> [The data]
____

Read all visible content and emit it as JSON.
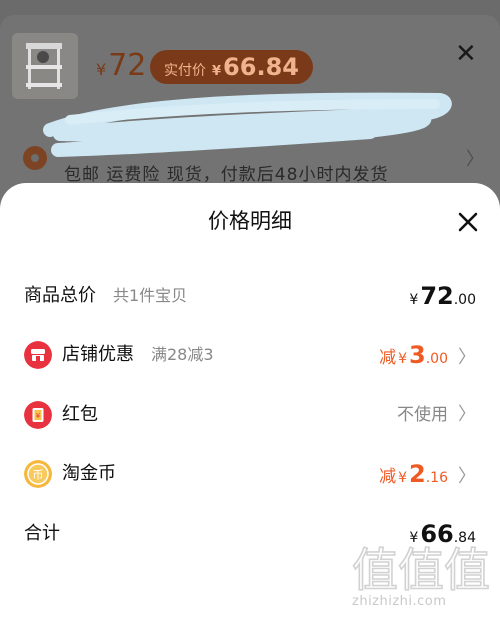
{
  "background": {
    "price_yen": "¥",
    "price": "72",
    "badge_label": "实付价",
    "badge_yen": "¥",
    "badge_value": "66.84",
    "service_line": "包邮  运费险  现货，付款后48小时内发货",
    "close_icon": "close-icon"
  },
  "sheet": {
    "title": "价格明细",
    "close_icon": "close-icon",
    "rows": [
      {
        "name": "商品总价",
        "note": "共1件宝贝",
        "prefix": "",
        "yen": "¥",
        "int": "72",
        "dec": ".00",
        "color": "#111111"
      },
      {
        "name": "店铺优惠",
        "note": "满28减3",
        "icon": "shop-icon",
        "icon_color": "#e8323f",
        "prefix": "减",
        "yen": "¥",
        "int": "3",
        "dec": ".00",
        "color": "#ef5a23"
      },
      {
        "name": "红包",
        "icon": "red-envelope-icon",
        "icon_color": "#e8323f",
        "status": "不使用"
      },
      {
        "name": "淘金币",
        "icon": "coin-icon",
        "icon_color": "#f5b73c",
        "prefix": "减",
        "yen": "¥",
        "int": "2",
        "dec": ".16",
        "color": "#ef5a23"
      },
      {
        "name": "合计",
        "yen": "¥",
        "int": "66",
        "dec": ".84",
        "color": "#111111"
      }
    ]
  },
  "watermark": {
    "logo_text": "值值值",
    "site": "zhizhizhi.com"
  }
}
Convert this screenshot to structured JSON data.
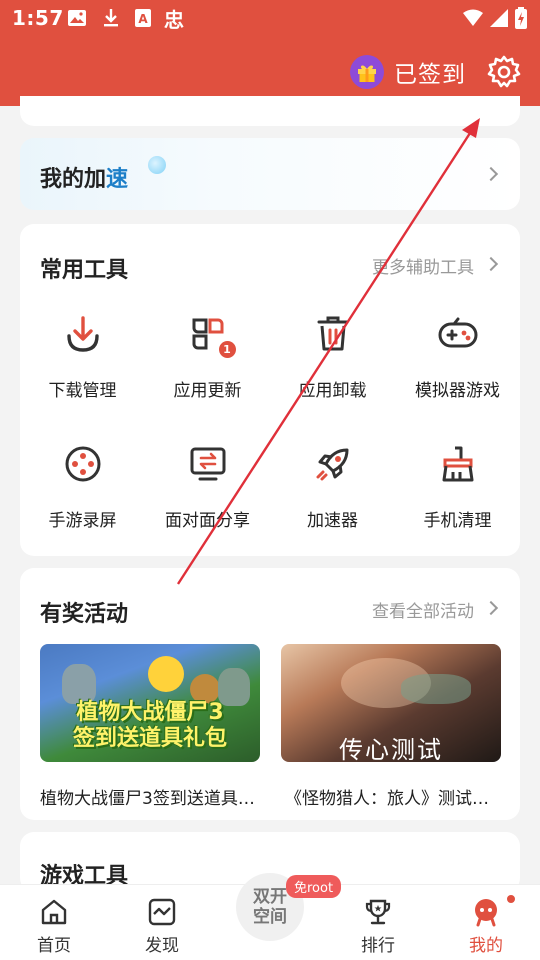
{
  "status_bar": {
    "time": "1:57",
    "app_char": "忠"
  },
  "header": {
    "signin_label": "已签到"
  },
  "accel": {
    "title_part1": "我的加",
    "title_part2": "速"
  },
  "tools": {
    "title": "常用工具",
    "more": "更多辅助工具",
    "items": [
      {
        "label": "下载管理",
        "icon": "download-icon"
      },
      {
        "label": "应用更新",
        "icon": "app-update-icon",
        "badge": "1"
      },
      {
        "label": "应用卸载",
        "icon": "trash-icon"
      },
      {
        "label": "模拟器游戏",
        "icon": "gamepad-icon"
      },
      {
        "label": "手游录屏",
        "icon": "film-reel-icon"
      },
      {
        "label": "面对面分享",
        "icon": "screen-share-icon"
      },
      {
        "label": "加速器",
        "icon": "rocket-icon"
      },
      {
        "label": "手机清理",
        "icon": "broom-icon"
      }
    ]
  },
  "events": {
    "title": "有奖活动",
    "more": "查看全部活动",
    "items": [
      {
        "caption": "植物大战僵尸3签到送道具…",
        "banner_line1": "植物大战僵尸3",
        "banner_line2": "签到送道具礼包"
      },
      {
        "caption": "《怪物猎人：旅人》测试…",
        "banner_text": "传心测试"
      }
    ]
  },
  "games": {
    "title": "游戏工具"
  },
  "bottom_nav": {
    "items": [
      {
        "label": "首页",
        "icon": "home-icon"
      },
      {
        "label": "发现",
        "icon": "discover-icon"
      },
      {
        "label": "排行",
        "icon": "trophy-icon"
      },
      {
        "label": "我的",
        "icon": "profile-icon",
        "active": true
      }
    ],
    "center_line1": "双开",
    "center_line2": "空间",
    "center_badge": "免root"
  },
  "colors": {
    "accent": "#e0503f",
    "gift": "#8e4bd8",
    "link_blue": "#1d7fc8"
  }
}
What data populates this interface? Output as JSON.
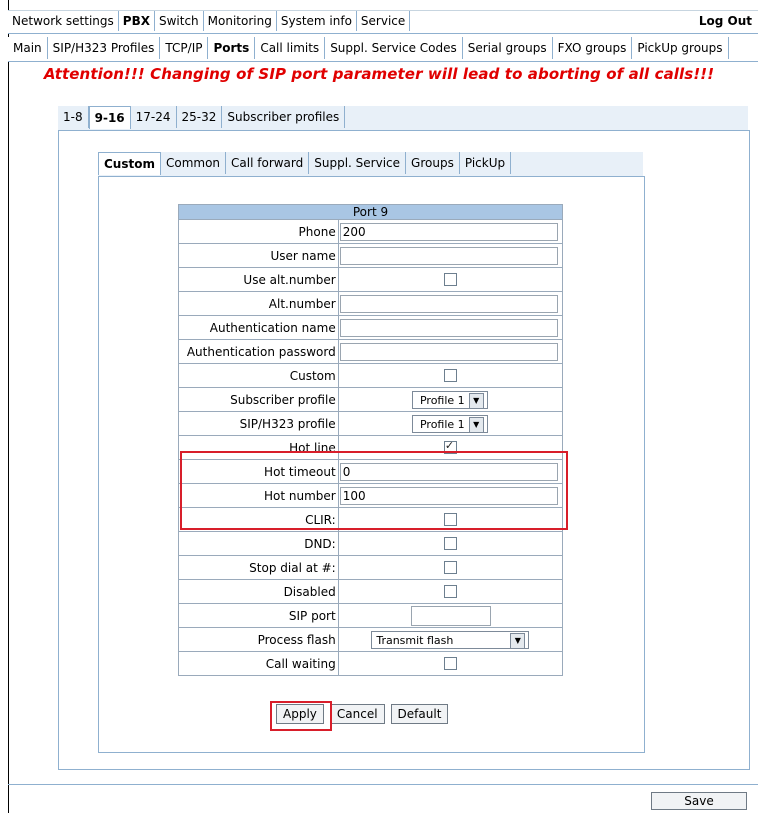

____

> [Task to carry out]
Extract all the data above exactly, excluding every picture.

> [Written answer]
Read all visible content and emit it as JSON.
{
  "background": {
    "price_yen": "¥",
    "price": "72",
    "badge_label": "实付价",
    "badge_yen": "¥",
    "badge_value": "66.84",
    "service_line": "包邮  运费险  现货，付款后48小时内发货",
    "close_icon": "close-icon"
  },
  "sheet": {
    "title": "价格明细",
    "close_icon": "close-icon",
    "rows": [
      {
        "name": "商品总价",
        "note": "共1件宝贝",
        "prefix": "",
        "yen": "¥",
        "int": "72",
        "dec": ".00",
        "color": "#111111"
      },
      {
        "name": "店铺优惠",
        "note": "满28减3",
        "icon": "shop-icon",
        "icon_color": "#e8323f",
        "prefix": "减",
        "yen": "¥",
        "int": "3",
        "dec": ".00",
        "color": "#ef5a23"
      },
      {
        "name": "红包",
        "icon": "red-envelope-icon",
        "icon_color": "#e8323f",
        "status": "不使用"
      },
      {
        "name": "淘金币",
        "icon": "coin-icon",
        "icon_color": "#f5b73c",
        "prefix": "减",
        "yen": "¥",
        "int": "2",
        "dec": ".16",
        "color": "#ef5a23"
      },
      {
        "name": "合计",
        "yen": "¥",
        "int": "66",
        "dec": ".84",
        "color": "#111111"
      }
    ]
  },
  "watermark": {
    "logo_text": "值值值",
    "site": "zhizhizhi.com"
  }
}
Convert this screenshot to structured JSON data.
{
  "status_bar": {
    "time": "1:57",
    "app_char": "忠"
  },
  "header": {
    "signin_label": "已签到"
  },
  "accel": {
    "title_part1": "我的加",
    "title_part2": "速"
  },
  "tools": {
    "title": "常用工具",
    "more": "更多辅助工具",
    "items": [
      {
        "label": "下载管理",
        "icon": "download-icon"
      },
      {
        "label": "应用更新",
        "icon": "app-update-icon",
        "badge": "1"
      },
      {
        "label": "应用卸载",
        "icon": "trash-icon"
      },
      {
        "label": "模拟器游戏",
        "icon": "gamepad-icon"
      },
      {
        "label": "手游录屏",
        "icon": "film-reel-icon"
      },
      {
        "label": "面对面分享",
        "icon": "screen-share-icon"
      },
      {
        "label": "加速器",
        "icon": "rocket-icon"
      },
      {
        "label": "手机清理",
        "icon": "broom-icon"
      }
    ]
  },
  "events": {
    "title": "有奖活动",
    "more": "查看全部活动",
    "items": [
      {
        "caption": "植物大战僵尸3签到送道具…",
        "banner_line1": "植物大战僵尸3",
        "banner_line2": "签到送道具礼包"
      },
      {
        "caption": "《怪物猎人：旅人》测试…",
        "banner_text": "传心测试"
      }
    ]
  },
  "games": {
    "title": "游戏工具"
  },
  "bottom_nav": {
    "items": [
      {
        "label": "首页",
        "icon": "home-icon"
      },
      {
        "label": "发现",
        "icon": "discover-icon"
      },
      {
        "label": "排行",
        "icon": "trophy-icon"
      },
      {
        "label": "我的",
        "icon": "profile-icon",
        "active": true
      }
    ],
    "center_line1": "双开",
    "center_line2": "空间",
    "center_badge": "免root"
  },
  "colors": {
    "accent": "#e0503f",
    "gift": "#8e4bd8",
    "link_blue": "#1d7fc8"
  }
}
What data populates this interface? Output as JSON.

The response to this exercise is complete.